(Available records begins)
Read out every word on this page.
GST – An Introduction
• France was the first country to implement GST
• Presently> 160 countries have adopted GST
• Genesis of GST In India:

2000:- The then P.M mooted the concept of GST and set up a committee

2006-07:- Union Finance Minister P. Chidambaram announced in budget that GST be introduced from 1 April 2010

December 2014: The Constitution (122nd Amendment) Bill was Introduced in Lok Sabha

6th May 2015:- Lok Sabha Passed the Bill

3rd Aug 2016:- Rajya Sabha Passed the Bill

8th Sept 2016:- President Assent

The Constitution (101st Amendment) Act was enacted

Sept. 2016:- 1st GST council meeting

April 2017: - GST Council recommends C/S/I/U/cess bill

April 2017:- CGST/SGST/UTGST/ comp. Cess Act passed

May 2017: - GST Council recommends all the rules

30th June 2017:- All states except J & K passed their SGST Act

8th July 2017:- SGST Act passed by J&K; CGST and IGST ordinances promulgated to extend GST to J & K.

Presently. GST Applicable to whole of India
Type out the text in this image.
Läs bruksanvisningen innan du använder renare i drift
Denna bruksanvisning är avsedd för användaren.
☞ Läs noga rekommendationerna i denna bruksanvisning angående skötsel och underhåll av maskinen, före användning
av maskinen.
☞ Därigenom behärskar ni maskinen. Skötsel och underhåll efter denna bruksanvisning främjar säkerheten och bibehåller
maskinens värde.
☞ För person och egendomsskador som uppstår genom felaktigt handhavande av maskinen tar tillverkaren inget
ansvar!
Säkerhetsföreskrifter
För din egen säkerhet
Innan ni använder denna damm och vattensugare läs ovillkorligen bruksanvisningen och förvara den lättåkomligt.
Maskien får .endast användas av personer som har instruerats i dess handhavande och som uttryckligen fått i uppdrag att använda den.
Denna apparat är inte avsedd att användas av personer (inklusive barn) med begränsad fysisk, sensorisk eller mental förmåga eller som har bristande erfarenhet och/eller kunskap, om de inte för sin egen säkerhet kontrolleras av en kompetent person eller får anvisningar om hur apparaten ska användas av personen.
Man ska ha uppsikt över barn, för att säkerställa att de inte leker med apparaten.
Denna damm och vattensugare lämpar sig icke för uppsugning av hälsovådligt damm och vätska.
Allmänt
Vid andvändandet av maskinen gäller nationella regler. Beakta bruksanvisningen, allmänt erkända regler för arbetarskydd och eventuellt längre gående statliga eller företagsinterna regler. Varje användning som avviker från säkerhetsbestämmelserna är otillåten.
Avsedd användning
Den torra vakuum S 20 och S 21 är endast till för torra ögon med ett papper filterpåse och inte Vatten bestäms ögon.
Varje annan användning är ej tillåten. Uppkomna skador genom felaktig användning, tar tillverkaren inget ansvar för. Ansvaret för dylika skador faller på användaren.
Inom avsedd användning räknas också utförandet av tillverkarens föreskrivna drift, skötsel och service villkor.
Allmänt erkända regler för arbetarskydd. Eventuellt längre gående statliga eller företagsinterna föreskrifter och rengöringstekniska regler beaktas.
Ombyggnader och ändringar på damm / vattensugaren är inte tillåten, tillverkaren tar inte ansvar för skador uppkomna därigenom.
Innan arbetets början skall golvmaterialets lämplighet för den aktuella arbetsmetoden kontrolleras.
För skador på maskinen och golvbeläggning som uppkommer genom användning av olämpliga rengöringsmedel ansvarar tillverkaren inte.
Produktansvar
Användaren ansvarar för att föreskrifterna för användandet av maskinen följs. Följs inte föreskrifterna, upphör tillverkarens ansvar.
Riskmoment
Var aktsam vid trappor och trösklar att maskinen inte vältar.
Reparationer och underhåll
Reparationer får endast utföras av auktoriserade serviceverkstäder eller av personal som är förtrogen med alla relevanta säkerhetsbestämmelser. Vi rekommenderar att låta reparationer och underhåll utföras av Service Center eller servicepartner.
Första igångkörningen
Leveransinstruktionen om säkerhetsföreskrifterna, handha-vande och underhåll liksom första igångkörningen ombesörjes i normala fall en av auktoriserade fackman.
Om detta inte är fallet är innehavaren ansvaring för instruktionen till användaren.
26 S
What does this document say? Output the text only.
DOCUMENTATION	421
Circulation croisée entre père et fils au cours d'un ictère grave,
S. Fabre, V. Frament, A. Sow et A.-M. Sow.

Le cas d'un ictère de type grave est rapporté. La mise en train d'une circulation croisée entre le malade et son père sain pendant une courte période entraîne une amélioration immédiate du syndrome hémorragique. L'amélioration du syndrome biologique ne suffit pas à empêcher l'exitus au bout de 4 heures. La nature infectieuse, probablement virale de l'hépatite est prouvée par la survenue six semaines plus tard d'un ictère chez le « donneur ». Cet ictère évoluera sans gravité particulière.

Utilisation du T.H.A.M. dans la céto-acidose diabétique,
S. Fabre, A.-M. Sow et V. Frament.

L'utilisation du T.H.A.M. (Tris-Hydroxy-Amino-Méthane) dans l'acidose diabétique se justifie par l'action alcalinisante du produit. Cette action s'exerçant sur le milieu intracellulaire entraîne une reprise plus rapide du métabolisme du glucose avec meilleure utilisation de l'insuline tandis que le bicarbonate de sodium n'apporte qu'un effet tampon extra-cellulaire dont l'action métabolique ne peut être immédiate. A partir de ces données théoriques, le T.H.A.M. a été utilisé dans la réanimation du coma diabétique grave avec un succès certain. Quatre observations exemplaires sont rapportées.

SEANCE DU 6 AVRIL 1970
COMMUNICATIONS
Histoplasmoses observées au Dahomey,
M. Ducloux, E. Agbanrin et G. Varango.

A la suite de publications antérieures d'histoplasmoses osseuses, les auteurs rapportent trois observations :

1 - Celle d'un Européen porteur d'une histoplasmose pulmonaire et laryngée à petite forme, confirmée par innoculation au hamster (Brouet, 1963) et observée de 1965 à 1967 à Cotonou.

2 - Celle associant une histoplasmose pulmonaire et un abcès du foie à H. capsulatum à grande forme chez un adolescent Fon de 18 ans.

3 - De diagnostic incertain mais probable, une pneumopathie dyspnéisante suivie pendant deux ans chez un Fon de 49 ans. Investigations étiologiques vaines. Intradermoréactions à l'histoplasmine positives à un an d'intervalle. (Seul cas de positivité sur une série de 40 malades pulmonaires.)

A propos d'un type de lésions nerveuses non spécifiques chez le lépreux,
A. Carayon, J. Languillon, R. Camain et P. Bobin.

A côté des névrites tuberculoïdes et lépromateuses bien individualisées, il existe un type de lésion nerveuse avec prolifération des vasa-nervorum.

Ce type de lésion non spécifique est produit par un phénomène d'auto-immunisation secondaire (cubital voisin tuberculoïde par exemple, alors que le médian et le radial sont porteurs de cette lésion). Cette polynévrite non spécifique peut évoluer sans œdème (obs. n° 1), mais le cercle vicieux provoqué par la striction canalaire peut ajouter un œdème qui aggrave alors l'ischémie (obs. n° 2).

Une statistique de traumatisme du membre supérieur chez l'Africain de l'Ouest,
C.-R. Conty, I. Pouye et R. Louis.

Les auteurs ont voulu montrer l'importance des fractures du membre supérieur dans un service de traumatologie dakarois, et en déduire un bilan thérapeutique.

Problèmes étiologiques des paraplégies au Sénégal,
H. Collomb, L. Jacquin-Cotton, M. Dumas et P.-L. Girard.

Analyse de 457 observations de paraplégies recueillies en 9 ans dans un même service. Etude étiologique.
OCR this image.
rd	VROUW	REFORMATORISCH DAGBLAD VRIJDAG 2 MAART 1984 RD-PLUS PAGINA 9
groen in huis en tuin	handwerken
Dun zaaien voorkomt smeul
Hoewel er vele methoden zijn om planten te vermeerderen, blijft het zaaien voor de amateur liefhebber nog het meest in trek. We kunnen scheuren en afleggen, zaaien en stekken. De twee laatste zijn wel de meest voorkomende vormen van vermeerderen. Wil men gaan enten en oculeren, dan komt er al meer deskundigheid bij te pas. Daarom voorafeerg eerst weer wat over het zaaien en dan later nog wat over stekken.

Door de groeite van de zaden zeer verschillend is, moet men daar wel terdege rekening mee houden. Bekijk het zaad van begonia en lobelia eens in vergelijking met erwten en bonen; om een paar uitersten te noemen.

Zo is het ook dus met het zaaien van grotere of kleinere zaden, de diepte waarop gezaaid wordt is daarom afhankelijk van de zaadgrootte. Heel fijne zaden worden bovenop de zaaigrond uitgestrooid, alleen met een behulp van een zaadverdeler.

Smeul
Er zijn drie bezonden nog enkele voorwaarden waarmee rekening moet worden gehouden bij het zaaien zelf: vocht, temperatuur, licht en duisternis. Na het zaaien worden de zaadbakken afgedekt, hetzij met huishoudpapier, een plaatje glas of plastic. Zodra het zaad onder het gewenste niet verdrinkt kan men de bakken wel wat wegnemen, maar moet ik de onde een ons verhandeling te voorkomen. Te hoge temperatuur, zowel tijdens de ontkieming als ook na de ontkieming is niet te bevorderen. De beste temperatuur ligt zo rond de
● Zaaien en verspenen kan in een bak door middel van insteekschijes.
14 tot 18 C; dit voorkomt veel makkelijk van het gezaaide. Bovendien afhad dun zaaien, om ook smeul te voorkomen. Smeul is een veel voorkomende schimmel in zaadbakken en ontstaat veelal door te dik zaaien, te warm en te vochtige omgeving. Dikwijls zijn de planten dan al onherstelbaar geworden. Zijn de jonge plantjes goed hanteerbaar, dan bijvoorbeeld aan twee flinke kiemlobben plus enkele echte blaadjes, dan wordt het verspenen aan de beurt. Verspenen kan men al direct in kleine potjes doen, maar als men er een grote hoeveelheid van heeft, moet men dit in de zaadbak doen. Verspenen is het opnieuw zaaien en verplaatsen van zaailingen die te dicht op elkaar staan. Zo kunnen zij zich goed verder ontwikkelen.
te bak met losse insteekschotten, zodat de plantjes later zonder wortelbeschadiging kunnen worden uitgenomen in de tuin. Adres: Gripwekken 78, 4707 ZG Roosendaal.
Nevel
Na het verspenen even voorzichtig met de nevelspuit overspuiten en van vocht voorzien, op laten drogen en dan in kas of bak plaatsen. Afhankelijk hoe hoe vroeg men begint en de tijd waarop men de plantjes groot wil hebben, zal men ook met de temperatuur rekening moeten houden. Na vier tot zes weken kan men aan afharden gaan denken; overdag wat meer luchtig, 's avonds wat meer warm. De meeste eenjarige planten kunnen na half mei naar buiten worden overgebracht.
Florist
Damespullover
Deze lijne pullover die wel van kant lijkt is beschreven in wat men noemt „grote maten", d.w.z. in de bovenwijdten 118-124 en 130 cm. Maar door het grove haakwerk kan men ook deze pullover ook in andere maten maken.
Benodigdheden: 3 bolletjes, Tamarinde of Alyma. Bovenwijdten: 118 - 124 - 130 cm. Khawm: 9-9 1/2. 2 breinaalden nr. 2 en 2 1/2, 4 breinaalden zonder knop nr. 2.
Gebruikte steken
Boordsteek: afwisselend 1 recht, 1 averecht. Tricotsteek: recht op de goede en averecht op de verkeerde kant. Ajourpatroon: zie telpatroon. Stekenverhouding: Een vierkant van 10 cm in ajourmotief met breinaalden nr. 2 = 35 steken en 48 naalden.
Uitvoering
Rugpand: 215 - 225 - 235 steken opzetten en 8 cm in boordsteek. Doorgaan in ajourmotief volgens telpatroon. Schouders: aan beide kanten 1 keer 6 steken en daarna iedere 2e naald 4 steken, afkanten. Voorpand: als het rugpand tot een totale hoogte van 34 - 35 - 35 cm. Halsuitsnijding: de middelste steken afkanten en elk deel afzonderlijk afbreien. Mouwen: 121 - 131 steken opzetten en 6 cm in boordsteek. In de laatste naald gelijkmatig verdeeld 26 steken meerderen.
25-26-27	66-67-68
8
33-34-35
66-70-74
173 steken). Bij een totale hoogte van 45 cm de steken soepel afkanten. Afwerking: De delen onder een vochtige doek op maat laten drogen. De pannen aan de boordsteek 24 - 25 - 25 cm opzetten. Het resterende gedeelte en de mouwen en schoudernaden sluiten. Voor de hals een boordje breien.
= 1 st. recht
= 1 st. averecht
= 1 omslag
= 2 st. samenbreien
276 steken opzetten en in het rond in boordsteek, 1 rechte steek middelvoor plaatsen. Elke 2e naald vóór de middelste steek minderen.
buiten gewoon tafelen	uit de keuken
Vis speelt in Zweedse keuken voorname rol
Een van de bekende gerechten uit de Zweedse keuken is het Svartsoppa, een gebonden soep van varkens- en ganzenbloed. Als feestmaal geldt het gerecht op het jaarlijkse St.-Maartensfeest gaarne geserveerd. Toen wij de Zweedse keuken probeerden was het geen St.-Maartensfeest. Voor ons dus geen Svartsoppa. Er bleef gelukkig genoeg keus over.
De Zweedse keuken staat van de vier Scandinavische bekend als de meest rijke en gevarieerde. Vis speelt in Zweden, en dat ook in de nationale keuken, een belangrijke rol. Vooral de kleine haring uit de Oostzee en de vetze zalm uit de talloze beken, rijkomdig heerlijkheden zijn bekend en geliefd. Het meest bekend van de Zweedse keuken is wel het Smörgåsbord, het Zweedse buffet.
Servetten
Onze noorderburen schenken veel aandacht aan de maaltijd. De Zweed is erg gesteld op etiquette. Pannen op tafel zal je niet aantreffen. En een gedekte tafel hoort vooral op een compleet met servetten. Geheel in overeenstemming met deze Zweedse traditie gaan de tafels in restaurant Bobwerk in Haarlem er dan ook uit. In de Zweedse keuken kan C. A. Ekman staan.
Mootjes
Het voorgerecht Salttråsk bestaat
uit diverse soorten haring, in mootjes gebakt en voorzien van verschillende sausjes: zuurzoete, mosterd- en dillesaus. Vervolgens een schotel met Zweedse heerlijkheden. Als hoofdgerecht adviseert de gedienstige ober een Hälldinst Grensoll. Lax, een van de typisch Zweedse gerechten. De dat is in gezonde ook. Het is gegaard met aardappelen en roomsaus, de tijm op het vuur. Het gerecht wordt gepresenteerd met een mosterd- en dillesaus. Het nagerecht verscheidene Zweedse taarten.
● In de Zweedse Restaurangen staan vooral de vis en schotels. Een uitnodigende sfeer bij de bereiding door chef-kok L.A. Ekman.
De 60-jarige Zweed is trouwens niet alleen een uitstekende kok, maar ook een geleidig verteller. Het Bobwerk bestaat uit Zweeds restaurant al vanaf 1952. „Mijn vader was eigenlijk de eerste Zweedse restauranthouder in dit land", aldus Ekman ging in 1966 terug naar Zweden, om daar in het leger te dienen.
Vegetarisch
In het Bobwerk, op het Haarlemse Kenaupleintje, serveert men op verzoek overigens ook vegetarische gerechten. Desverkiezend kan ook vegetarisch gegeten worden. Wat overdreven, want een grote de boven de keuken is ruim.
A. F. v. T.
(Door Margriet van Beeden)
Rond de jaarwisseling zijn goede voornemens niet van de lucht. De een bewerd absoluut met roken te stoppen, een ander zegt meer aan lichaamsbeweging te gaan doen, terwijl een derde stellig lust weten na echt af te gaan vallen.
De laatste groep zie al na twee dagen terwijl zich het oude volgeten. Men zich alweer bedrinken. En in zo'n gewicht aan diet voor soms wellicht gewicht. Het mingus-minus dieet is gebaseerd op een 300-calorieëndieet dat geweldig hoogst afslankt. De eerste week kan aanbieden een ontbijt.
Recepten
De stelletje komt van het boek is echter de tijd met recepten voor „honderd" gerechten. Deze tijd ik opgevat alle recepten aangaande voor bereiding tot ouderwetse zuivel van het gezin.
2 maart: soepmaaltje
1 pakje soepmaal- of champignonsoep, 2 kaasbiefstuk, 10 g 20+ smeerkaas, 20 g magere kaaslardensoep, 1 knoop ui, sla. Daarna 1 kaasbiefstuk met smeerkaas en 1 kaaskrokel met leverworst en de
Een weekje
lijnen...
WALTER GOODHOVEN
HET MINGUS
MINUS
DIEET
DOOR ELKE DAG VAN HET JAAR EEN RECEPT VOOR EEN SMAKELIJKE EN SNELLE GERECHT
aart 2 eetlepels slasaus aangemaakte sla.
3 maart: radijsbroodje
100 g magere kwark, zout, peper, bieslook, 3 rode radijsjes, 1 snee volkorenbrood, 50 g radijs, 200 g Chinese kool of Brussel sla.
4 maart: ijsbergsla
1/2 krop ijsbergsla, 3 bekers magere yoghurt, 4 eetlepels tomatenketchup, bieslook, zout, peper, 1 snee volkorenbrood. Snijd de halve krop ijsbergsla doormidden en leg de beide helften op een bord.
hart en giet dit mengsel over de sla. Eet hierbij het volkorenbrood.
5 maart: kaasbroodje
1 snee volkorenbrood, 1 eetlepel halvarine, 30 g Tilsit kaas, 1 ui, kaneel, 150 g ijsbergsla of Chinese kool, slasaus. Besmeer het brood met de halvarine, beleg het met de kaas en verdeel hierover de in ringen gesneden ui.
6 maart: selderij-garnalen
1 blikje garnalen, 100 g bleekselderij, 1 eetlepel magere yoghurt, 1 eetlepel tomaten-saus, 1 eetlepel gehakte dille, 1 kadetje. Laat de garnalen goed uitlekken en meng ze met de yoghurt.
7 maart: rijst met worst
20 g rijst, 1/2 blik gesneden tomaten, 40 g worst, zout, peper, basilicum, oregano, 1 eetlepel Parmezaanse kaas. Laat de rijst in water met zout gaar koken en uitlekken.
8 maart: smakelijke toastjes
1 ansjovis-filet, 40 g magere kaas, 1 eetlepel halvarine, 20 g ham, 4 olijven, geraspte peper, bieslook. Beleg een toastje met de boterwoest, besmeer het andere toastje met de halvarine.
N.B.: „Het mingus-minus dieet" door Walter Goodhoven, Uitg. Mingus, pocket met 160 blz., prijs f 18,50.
(Available records ends)
- Task objective -
Output only the number of lines above holding "voorkomt".

- Output below -
2